[Given problem]
Every record must be repeated exactly; omit any pictures they contain.

[Figure collection entries]
————
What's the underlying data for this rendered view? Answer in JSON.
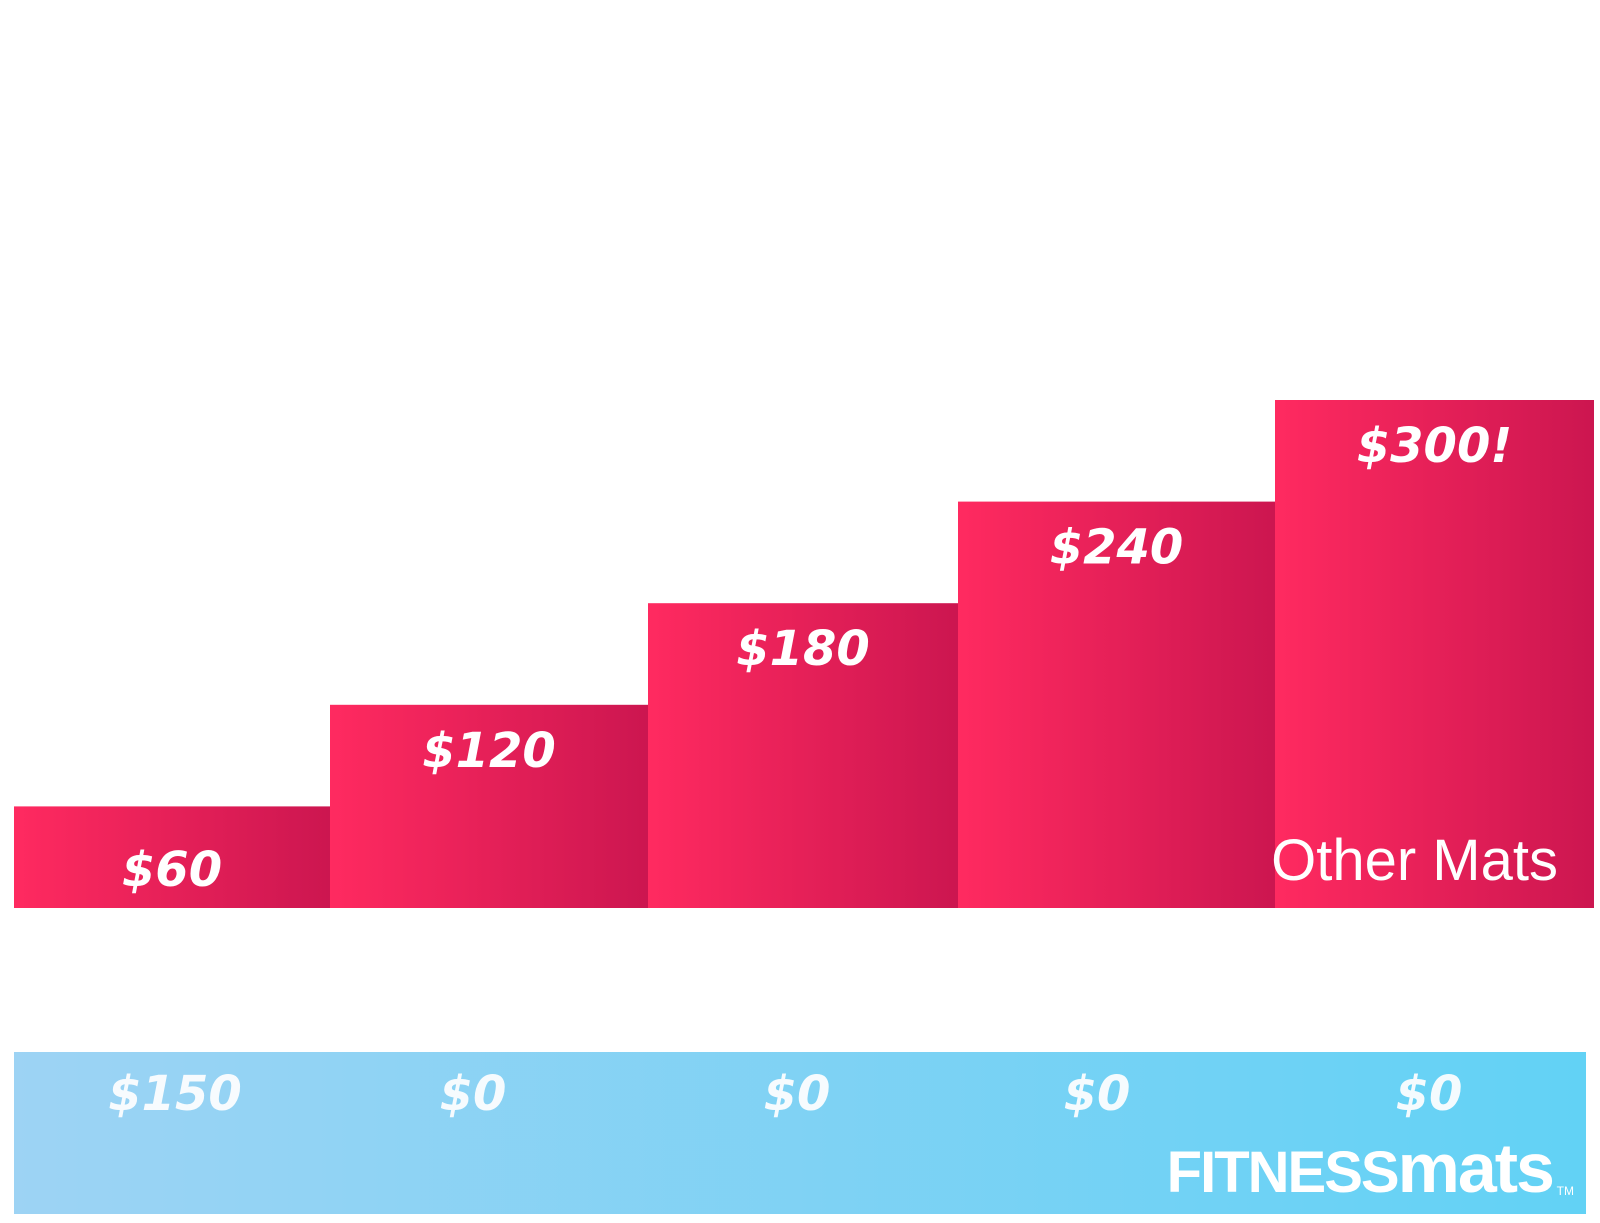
{
  "colors": {
    "other_mats_start": "#ff2a60",
    "other_mats_end": "#cc1650",
    "fitness_mats_start": "#9dd3f4",
    "fitness_mats_end": "#62d2f5"
  },
  "chart_data": {
    "type": "bar",
    "grid": false,
    "ylim": [
      0,
      300
    ],
    "series": [
      {
        "name": "Other Mats",
        "values": [
          60,
          120,
          180,
          240,
          300
        ],
        "labels": [
          "$60",
          "$120",
          "$180",
          "$240",
          "$300!"
        ]
      },
      {
        "name": "FITNESSmats",
        "values": [
          150,
          0,
          0,
          0,
          0
        ],
        "labels": [
          "$150",
          "$0",
          "$0",
          "$0",
          "$0"
        ]
      }
    ]
  },
  "brand": {
    "bold": "FITNESS",
    "light": "mats",
    "tm": "TM"
  }
}
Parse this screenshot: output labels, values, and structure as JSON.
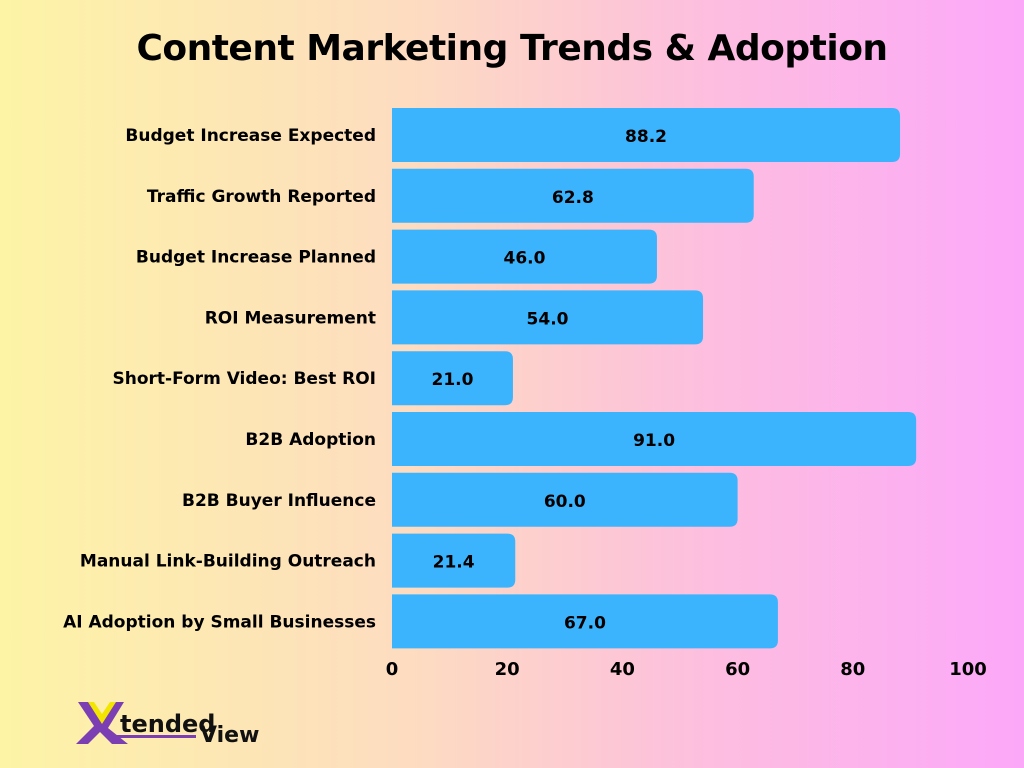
————
[Reply]
What's the underlying data for this rendered view? Answer in JSON.
{
  "colors": {
    "other_mats_start": "#ff2a60",
    "other_mats_end": "#cc1650",
    "fitness_mats_start": "#9dd3f4",
    "fitness_mats_end": "#62d2f5"
  },
  "chart_data": {
    "type": "bar",
    "grid": false,
    "ylim": [
      0,
      300
    ],
    "series": [
      {
        "name": "Other Mats",
        "values": [
          60,
          120,
          180,
          240,
          300
        ],
        "labels": [
          "$60",
          "$120",
          "$180",
          "$240",
          "$300!"
        ]
      },
      {
        "name": "FITNESSmats",
        "values": [
          150,
          0,
          0,
          0,
          0
        ],
        "labels": [
          "$150",
          "$0",
          "$0",
          "$0",
          "$0"
        ]
      }
    ]
  },
  "brand": {
    "bold": "FITNESS",
    "light": "mats",
    "tm": "TM"
  }
}
Parse this screenshot: output labels, values, and structure as JSON.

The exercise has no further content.